ASSIGNMENT ::
From the passage on concussions, reproduce the text from "One of the major" up to and including "on the turf.".

SELECTED PASSAGE ::
Over the past few months, concussions have been gaining more and more attention in the media, schools, sports leagues, and the medical world. FRONTLINE recently aired League of Denial: The NFL’s Concussion Crisis, which left viewers reeling about the subject. Around the same time, Lacrosse Magazine published a few stories on concussions, including one featuring former Duke and Cannons stand-out Brad Ross.
For the past year and a half, I have been working as a researcher at the Boston University Center for the Study of Traumatic Encephalopathy, a group responsible for a number of the studies on former football players’ brains that have been mentioned in the media. We focus on the long-term effects of repetitive head trauma and, more specifically, chronic traumatic encephalopathy (CTE), a degenerative brain disease that has been described in a number of former boxers and football, hockey, rugby and soccer players.
Through an affiliate, I have had the opportunity to present to local schools and sports teams about concussions – what they are, why we should care about them, and what we should do about them. This post is the first of what will be a three part installment on concussions, covering the above issues, and how they relate to lacrosse.
One of the major issues that arises when discussing concussions is that most people don’t know what a concussion really is. This is often true of athletes (at any level of competition), parents, coaches, and sometimes even athletic trainers and hospital staff. A common misconception is that a concussion requires a loss of consciousness – picture those big, full-speed, open field hits on midfielders where someone is knocked out cold on the turf.

Bounding box prediction data ::
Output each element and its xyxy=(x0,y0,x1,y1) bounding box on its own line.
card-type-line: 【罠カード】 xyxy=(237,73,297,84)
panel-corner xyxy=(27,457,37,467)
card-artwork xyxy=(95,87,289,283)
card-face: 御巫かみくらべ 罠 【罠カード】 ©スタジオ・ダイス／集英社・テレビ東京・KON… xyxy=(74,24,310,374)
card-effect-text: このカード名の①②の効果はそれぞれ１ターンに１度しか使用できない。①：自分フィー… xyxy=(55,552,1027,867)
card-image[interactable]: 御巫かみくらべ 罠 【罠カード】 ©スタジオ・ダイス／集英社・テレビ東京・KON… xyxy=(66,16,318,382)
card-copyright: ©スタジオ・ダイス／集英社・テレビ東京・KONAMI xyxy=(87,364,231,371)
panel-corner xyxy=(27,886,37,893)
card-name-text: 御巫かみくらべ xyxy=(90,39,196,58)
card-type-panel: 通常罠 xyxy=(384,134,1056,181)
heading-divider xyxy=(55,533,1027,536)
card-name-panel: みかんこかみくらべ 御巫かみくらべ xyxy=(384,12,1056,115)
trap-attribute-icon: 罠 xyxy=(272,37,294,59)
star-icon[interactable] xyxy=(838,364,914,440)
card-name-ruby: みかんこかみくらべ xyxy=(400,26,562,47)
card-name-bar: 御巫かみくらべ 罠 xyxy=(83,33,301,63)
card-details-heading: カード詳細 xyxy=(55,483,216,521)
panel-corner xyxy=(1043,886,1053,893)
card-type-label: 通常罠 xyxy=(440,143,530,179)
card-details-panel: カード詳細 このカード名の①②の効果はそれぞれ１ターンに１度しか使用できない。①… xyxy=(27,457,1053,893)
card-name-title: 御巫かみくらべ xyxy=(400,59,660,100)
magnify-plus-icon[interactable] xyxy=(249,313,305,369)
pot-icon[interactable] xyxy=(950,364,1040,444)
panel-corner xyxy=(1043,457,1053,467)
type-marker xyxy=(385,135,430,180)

ANSWER FOR THE TASK ::
One of the major issues that arises when discussing concussions is that most people don’t know what a concussion really is. This is often true of athletes (at any level of competition), parents, coaches, and sometimes even athletic trainers and hospital staff. A common misconception is that a concussion requires a loss of consciousness – picture those big, full-speed, open field hits on midfielders where someone is knocked out cold on the turf.